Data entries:
-=-=-=-=-
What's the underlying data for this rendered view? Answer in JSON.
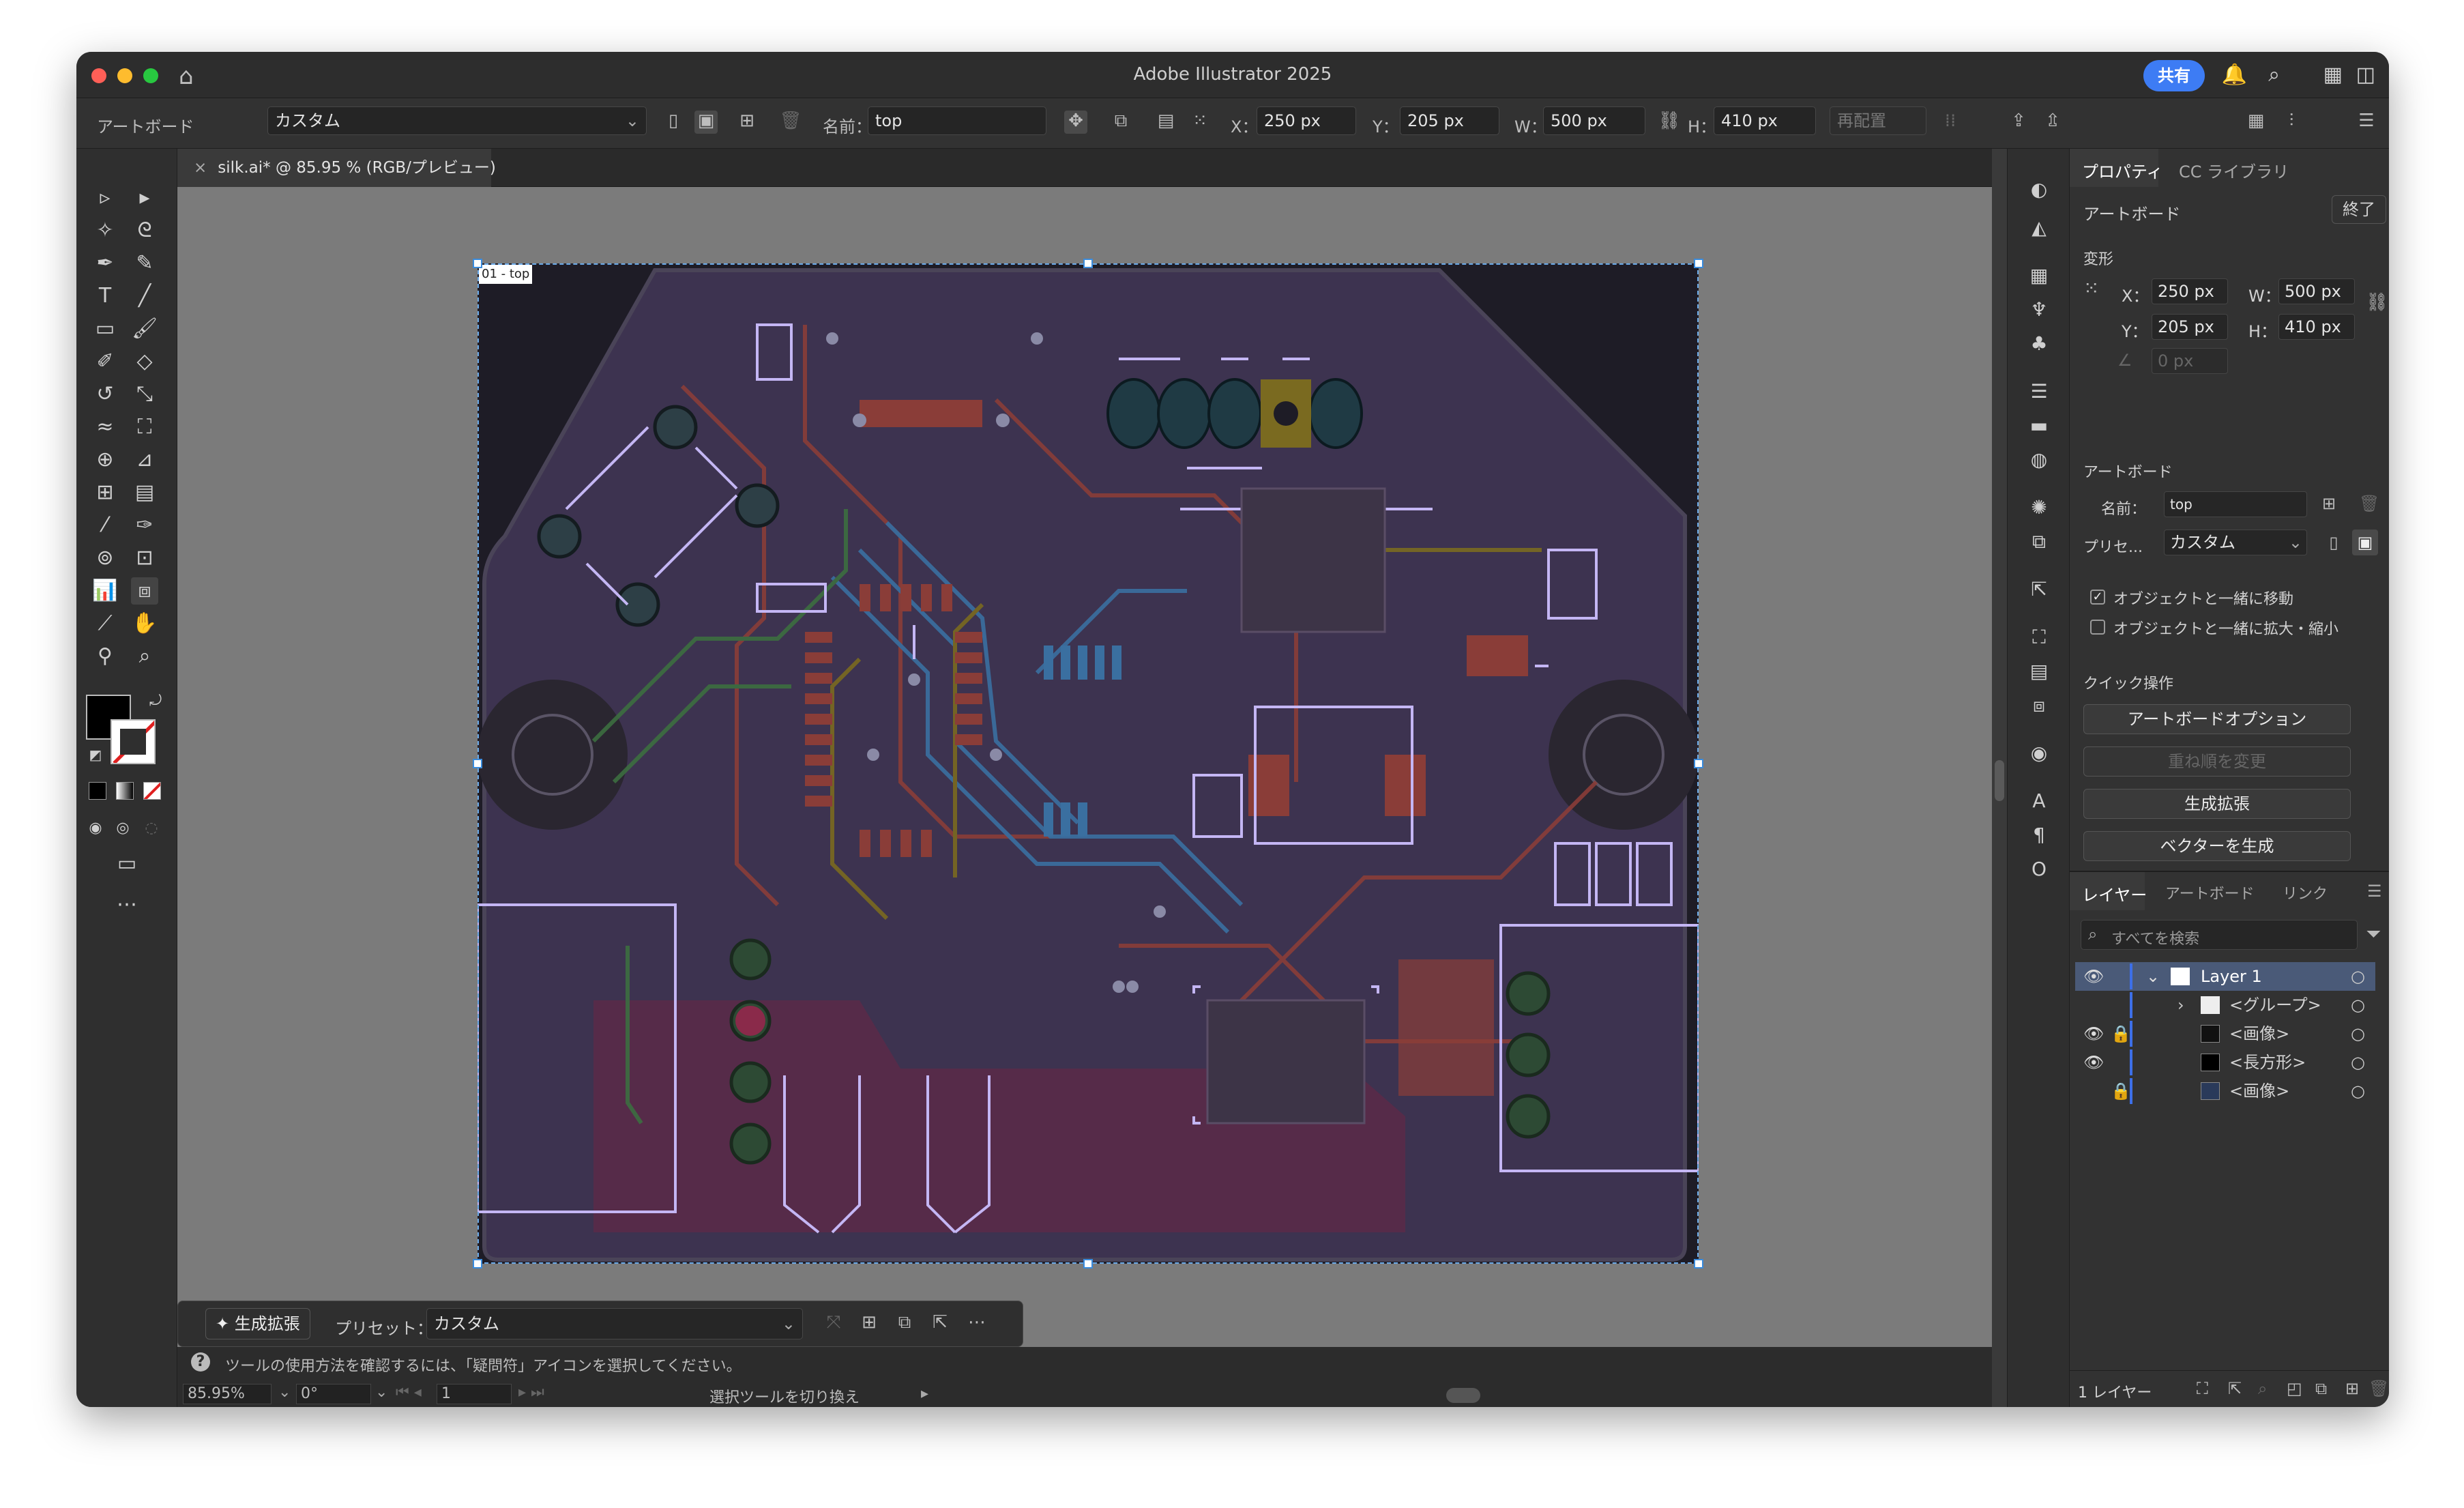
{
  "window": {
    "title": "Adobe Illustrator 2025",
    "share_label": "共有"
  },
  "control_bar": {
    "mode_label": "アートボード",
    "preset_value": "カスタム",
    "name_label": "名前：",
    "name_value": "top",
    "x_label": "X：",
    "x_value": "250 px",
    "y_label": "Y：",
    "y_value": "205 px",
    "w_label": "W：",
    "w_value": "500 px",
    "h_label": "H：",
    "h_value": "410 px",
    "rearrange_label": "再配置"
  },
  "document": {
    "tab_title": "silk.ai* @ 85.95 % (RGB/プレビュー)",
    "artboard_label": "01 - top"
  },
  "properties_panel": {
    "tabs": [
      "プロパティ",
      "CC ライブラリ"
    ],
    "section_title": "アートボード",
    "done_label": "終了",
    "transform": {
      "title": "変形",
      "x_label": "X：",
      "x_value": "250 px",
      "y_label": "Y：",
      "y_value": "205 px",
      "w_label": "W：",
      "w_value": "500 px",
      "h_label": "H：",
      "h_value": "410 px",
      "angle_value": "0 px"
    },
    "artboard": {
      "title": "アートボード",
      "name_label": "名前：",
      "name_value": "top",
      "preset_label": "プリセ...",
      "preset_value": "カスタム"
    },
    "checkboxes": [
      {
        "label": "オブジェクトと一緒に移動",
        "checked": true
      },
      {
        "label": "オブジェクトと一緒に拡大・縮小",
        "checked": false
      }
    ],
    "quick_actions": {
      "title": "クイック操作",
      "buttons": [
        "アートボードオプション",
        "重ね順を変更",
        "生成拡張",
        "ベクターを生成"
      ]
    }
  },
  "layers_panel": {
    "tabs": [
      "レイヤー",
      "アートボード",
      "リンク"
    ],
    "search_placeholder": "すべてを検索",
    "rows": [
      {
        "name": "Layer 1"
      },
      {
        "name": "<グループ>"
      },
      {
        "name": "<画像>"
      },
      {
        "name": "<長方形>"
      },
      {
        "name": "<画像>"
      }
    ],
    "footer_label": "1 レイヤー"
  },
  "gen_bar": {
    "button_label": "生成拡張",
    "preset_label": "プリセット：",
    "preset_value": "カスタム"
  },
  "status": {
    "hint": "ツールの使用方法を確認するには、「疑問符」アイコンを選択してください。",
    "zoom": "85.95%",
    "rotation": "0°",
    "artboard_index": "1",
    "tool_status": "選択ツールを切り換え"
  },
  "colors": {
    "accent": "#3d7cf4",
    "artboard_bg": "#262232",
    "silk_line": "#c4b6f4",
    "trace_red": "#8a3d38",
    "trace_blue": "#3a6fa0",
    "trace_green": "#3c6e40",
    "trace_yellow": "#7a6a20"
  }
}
-=-=-=-=-
Quote the listing above in full, except for the pictures.

*IN RESPONSE*.
What's the underlying data for this rendered view? Answer in JSON.
{
  "window": {
    "title": "Adobe Illustrator 2025",
    "share_label": "共有"
  },
  "control_bar": {
    "mode_label": "アートボード",
    "preset_value": "カスタム",
    "name_label": "名前：",
    "name_value": "top",
    "x_label": "X：",
    "x_value": "250 px",
    "y_label": "Y：",
    "y_value": "205 px",
    "w_label": "W：",
    "w_value": "500 px",
    "h_label": "H：",
    "h_value": "410 px",
    "rearrange_label": "再配置"
  },
  "document": {
    "tab_title": "silk.ai* @ 85.95 % (RGB/プレビュー)",
    "artboard_label": "01 - top"
  },
  "properties_panel": {
    "tabs": [
      "プロパティ",
      "CC ライブラリ"
    ],
    "section_title": "アートボード",
    "done_label": "終了",
    "transform": {
      "title": "変形",
      "x_label": "X：",
      "x_value": "250 px",
      "y_label": "Y：",
      "y_value": "205 px",
      "w_label": "W：",
      "w_value": "500 px",
      "h_label": "H：",
      "h_value": "410 px",
      "angle_value": "0 px"
    },
    "artboard": {
      "title": "アートボード",
      "name_label": "名前：",
      "name_value": "top",
      "preset_label": "プリセ...",
      "preset_value": "カスタム"
    },
    "checkboxes": [
      {
        "label": "オブジェクトと一緒に移動",
        "checked": true
      },
      {
        "label": "オブジェクトと一緒に拡大・縮小",
        "checked": false
      }
    ],
    "quick_actions": {
      "title": "クイック操作",
      "buttons": [
        "アートボードオプション",
        "重ね順を変更",
        "生成拡張",
        "ベクターを生成"
      ]
    }
  },
  "layers_panel": {
    "tabs": [
      "レイヤー",
      "アートボード",
      "リンク"
    ],
    "search_placeholder": "すべてを検索",
    "rows": [
      {
        "name": "Layer 1"
      },
      {
        "name": "<グループ>"
      },
      {
        "name": "<画像>"
      },
      {
        "name": "<長方形>"
      },
      {
        "name": "<画像>"
      }
    ],
    "footer_label": "1 レイヤー"
  },
  "gen_bar": {
    "button_label": "生成拡張",
    "preset_label": "プリセット：",
    "preset_value": "カスタム"
  },
  "status": {
    "hint": "ツールの使用方法を確認するには、「疑問符」アイコンを選択してください。",
    "zoom": "85.95%",
    "rotation": "0°",
    "artboard_index": "1",
    "tool_status": "選択ツールを切り換え"
  },
  "colors": {
    "accent": "#3d7cf4",
    "artboard_bg": "#262232",
    "silk_line": "#c4b6f4",
    "trace_red": "#8a3d38",
    "trace_blue": "#3a6fa0",
    "trace_green": "#3c6e40",
    "trace_yellow": "#7a6a20"
  }
}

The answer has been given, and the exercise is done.